[Given records start]

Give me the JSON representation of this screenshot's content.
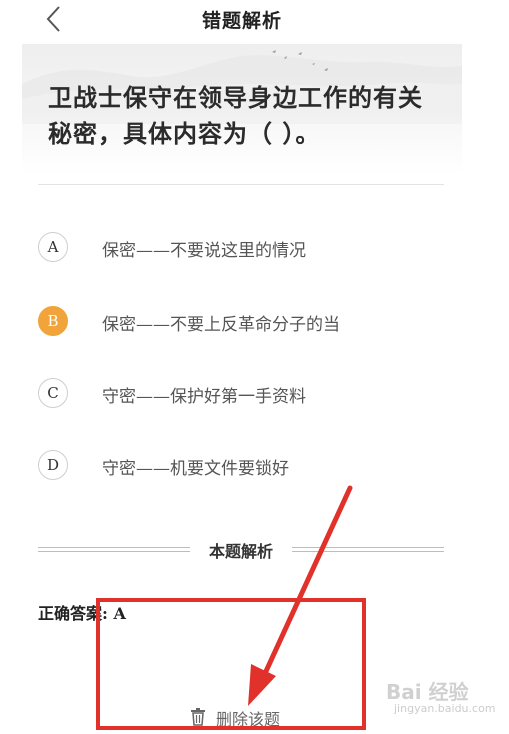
{
  "header": {
    "title": "错题解析",
    "back_icon": "chevron-left-icon"
  },
  "question": {
    "text": "卫战士保守在领导身边工作的有关秘密，具体内容为（  ）。"
  },
  "options": [
    {
      "letter": "A",
      "text": "保密——不要说这里的情况",
      "selected": false
    },
    {
      "letter": "B",
      "text": "保密——不要上反革命分子的当",
      "selected": true
    },
    {
      "letter": "C",
      "text": "守密——保护好第一手资料",
      "selected": false
    },
    {
      "letter": "D",
      "text": "守密——机要文件要锁好",
      "selected": false
    }
  ],
  "analysis": {
    "heading": "本题解析",
    "correct_answer": "正确答案: A"
  },
  "actions": {
    "delete_label": "删除该题",
    "delete_icon": "trash-icon"
  },
  "annotation": {
    "color": "#e0322b"
  },
  "watermark": {
    "text": "Bai 经验",
    "sub": "jingyan.baidu.com"
  },
  "colors": {
    "selected_option": "#f0a43a",
    "annotation": "#e0322b"
  }
}
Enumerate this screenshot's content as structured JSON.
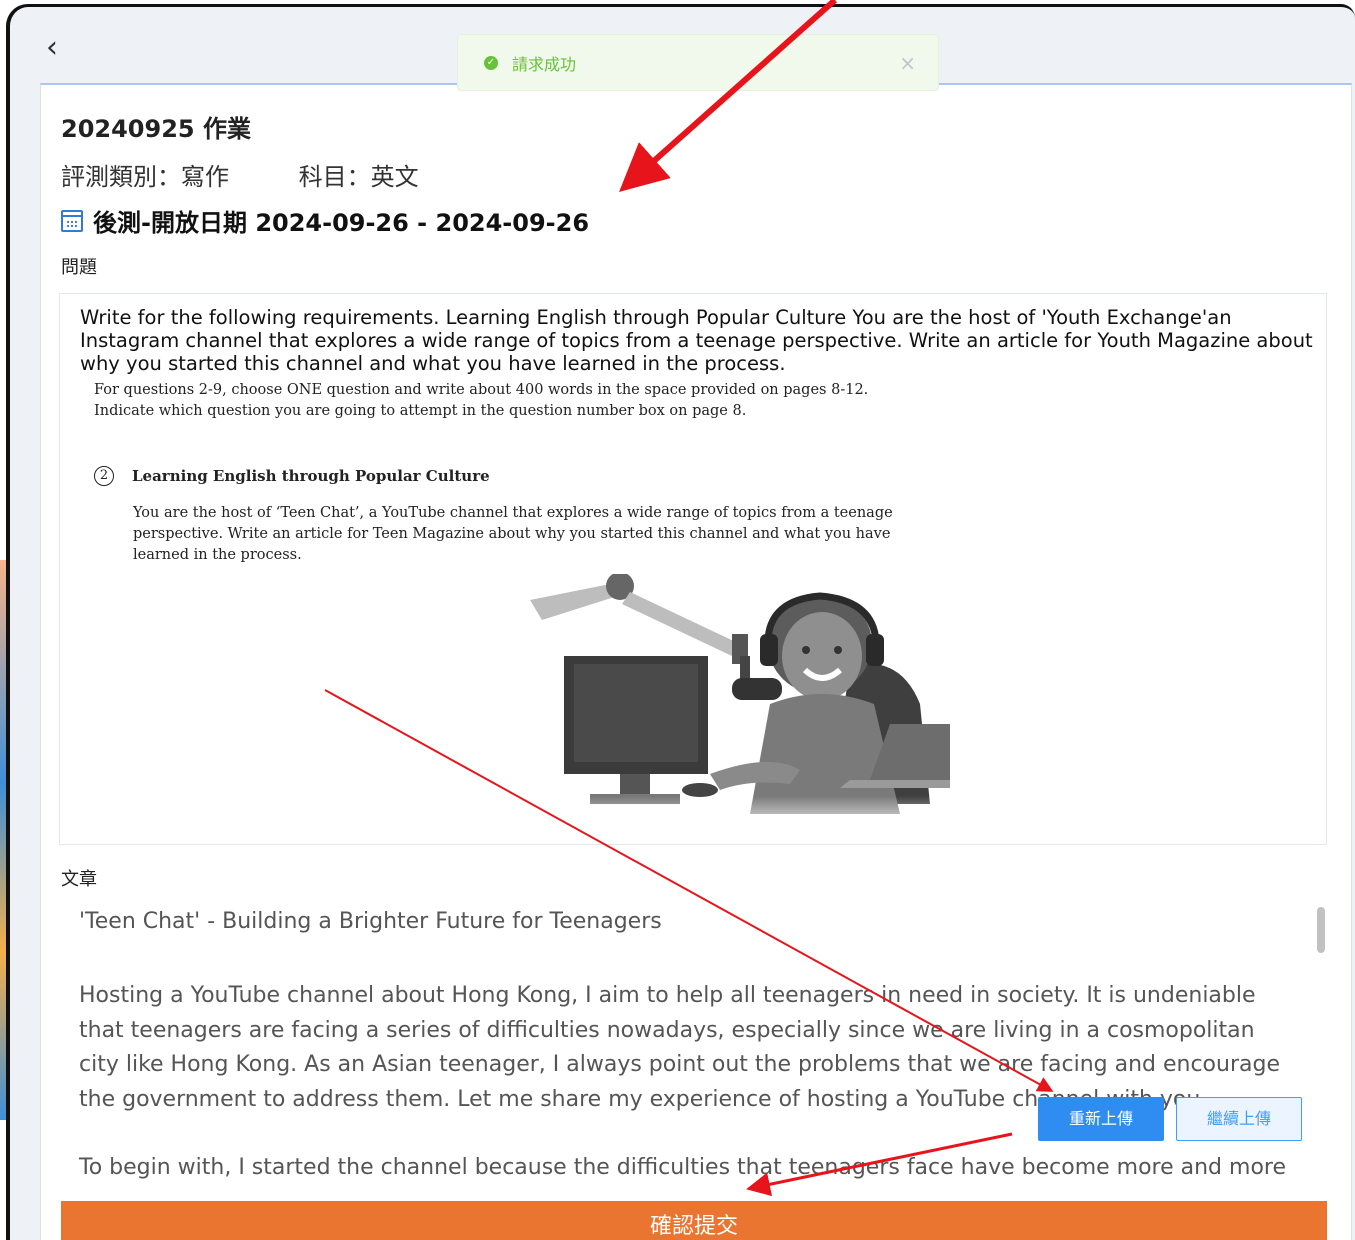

[Given records end]

Return solely the number of lines in the data that include the word "content".

2